My preliminary investigations indicate that .NET goes out of its way to conceal the fact, meaning that GetType() and IsValueType don't reveal the difference between a boxed value and an unboxed value. For example, in the following LinqPad C# expressions, I have faith that o1 is boxed and i1 is not boxed, but I would like a way to test it in code, or, second best, a way to know FOR SURE when looking at any variable or value, even if its type is "dynamic" or "object," whether it's boxed or not boxed.

Any advice?

// boxed? -- no way to tell from these answers!
object o1 = 123;
o1.GetType().Dump("o1.GetType()");
o1.GetType().IsValueType.Dump("o1.GetType().IsValueType");

// not boxed? -- no way to tell from these answers!
int i1 = 123;
i1.GetType().Dump("i1.GetType()");
i1.GetType().IsValueType.Dump("i1.GetType().IsValueType");
share|improve this question
11  
I am wondering why it matters to you? How will you treat a 'boxed' or 'unboxed' object differently? – Cos Callis Apr 27 '11 at 15:52
1  
@Cos: Boxing has performance implications. – Robert Harvey Apr 27 '11 at 16:01
1  
@Jodrell -- could you elaborate on your suggestion please, perhaps by sketching some code? – Reb.Cabin Apr 27 '11 at 16:41
1  
@Robert, @Rep... while it looks like you have a good answer, I am still intrigued with the question of "why". Yes, it has performance implications, but that is a design time decision. How will an object be treated differently at runtime if it is or isn't boxed? Are you planning to use something like: if(oThing.isBoxed) {//do this;} else {//do that;}?? – Cos Callis Apr 27 '11 at 17:24
1  
@Cos: The purpose is to Assert() if the value being passed in by a caller is boxed. The use case is a high-performance library, such that performance degrades if boxed values are used. – Robert Harvey Apr 27 '11 at 19:26
up vote 4 down vote accepted

Here are some simple helper methods to check if a variable is a boxed integer:

public static bool IsBoxed(object item)

*Information supplied*.

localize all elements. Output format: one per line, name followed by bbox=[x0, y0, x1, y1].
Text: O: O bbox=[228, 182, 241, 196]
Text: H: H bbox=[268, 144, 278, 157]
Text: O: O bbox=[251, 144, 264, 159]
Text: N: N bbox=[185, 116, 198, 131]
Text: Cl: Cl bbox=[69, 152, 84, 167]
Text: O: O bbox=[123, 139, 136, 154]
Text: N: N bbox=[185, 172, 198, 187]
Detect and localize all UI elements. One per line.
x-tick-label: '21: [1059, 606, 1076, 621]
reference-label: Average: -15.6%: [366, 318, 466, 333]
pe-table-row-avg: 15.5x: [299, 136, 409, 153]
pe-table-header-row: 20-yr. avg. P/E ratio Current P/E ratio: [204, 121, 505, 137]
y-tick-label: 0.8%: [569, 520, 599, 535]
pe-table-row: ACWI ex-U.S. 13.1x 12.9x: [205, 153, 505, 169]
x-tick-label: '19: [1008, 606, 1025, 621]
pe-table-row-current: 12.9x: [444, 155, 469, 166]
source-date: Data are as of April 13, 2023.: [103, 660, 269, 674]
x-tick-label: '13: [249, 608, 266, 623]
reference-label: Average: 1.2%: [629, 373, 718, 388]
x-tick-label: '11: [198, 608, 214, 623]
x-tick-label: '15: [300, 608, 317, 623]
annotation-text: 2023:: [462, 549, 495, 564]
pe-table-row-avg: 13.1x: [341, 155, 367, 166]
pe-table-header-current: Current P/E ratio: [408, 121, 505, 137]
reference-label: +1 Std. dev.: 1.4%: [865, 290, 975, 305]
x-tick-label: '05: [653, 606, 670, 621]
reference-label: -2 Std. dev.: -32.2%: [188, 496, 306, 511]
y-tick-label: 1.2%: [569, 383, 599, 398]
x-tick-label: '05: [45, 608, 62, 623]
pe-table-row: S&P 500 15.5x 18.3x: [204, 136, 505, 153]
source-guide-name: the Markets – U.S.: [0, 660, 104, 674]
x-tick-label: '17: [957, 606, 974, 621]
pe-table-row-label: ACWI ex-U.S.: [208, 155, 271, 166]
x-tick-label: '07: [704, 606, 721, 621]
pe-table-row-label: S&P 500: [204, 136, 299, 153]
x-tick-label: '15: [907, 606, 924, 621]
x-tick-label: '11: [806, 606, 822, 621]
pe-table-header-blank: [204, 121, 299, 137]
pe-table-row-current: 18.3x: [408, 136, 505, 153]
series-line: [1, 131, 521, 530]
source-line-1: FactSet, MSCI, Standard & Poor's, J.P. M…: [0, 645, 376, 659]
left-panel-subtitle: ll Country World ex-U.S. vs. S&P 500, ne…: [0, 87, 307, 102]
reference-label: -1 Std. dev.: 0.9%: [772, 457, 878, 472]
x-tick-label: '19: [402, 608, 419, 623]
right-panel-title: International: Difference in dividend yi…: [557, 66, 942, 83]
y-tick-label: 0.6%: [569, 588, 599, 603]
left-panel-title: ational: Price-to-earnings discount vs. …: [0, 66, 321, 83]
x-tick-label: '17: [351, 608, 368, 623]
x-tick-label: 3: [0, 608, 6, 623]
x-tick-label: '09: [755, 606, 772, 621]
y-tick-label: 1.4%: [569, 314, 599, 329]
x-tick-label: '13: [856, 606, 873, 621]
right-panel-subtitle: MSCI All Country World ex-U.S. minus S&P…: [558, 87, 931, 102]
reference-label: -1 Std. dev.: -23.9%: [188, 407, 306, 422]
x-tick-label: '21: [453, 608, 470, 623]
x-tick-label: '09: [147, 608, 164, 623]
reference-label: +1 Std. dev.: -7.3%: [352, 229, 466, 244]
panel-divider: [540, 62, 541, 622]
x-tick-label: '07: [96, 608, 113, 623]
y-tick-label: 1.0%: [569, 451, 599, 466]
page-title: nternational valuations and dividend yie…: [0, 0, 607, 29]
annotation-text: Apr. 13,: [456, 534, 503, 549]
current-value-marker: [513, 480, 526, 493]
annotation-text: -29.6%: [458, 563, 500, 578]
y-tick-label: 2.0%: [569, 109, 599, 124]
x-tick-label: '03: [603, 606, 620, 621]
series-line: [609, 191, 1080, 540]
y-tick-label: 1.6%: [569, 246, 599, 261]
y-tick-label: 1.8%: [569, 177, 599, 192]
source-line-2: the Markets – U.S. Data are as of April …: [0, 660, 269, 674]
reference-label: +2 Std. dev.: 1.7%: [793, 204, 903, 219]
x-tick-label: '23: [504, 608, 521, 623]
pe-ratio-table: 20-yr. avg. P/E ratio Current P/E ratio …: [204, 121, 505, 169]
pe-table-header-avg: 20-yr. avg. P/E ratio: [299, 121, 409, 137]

*Problems to solve*.
1. Could you transcribe the .NET boxing discussion word for word, beginning at the words "My preliminary investigations" and stopping after "or not boxed."?
2. Can you finish out the next part of the .NET boxing discussion, picking up right after its last line?

*Exercise responses*.
1.
My preliminary investigations indicate that .NET goes out of its way to conceal the fact, meaning that GetType() and IsValueType don't reveal the difference between a boxed value and an unboxed value. For example, in the following LinqPad C# expressions, I have faith that o1 is boxed and i1 is not boxed, but I would like a way to test it in code, or, second best, a way to know FOR SURE when looking at any variable or value, even if its type is "dynamic" or "object," whether it's boxed or not boxed.

2.
{
    return true;
}

public static bool IsBoxed<T>(T item) where T : struct
{
    return false;
}

Just call IsBoxed(...) on your variable:

IsBoxed(o1) // evaluates to true
IsBoxed(i1) // evaluates to false

This accomplishes nothing, of course. Why exactly do you need to know if a value is boxed or not?

share|improve this answer
4  
surely the second could be IsBoxed<T>(T item) where T : struct. – Random832 Apr 27 '11 at 16:04
4  
@JSBangs, this answer won't be equivalent to mine because it only works for int's. Even with the edits this answer incorrectly flags the following as true: IsBoxed("hello world"); – JaredPar Apr 27 '11 at 16:12
7  
@JaredPar: The code above is not meant to be serious. It is meant to illustrate the uselessness of checking if a variable is boxed or not. It is equivalent to having a bool IsProgramRunning { return true; } method. Of course the answer is problematic, in the same way the question is. – Allon Guralnek Apr 27 '11 at 16:17
8  
I don't understand the implementation of the first "IsBoxed". Suppose you pass it null. It returns true. But null is not a boxed anything. Suppose you pass it "hello". It returns true. But "hello" is not a boxed anything. If your point is that the question itself is bizarre, I take your point. But these methods do not do what they advertise. – Eric Lippert Apr 27 '11 at 20:10
6  
@kvb: No, it could not. There is no such thing as a "boxed nullable". When a nullable int is boxed, it either becomes null, or it becomes a boxed int. It never becomes a "boxed nullable". No such animal. – Eric Lippert Apr 28 '11 at 1:50

Try the following

public static bool IsBoxed<T>(T value)
{
    return 
        (typeof(T).IsInterface || typeof(T) == typeof(object)) &&
        value != null &&
        value.GetType().IsValueType;
}

By using a generic we allow the function to take into account both the type of the expression as viewed by the compiler and it's underlying value.

Console.WriteLine(IsBoxed(42));  // False
Console.WriteLine(IsBoxed((object)42)); // True
Console.WriteLine(IsBoxed((IComparable)42));  // True

EDIT

A couple of people have asked for clarification on why this needs to be generic. And questioned why this is even needed at all, can't the developer just look at code and tell if a value is boxed? In an attempt to answer both those questions consider the following method signature

void Example<T>(T param1, object param2, ISomething param3) where T : ISomething {
  object local1 = param1;
  ISomething local2 = param1;
  ...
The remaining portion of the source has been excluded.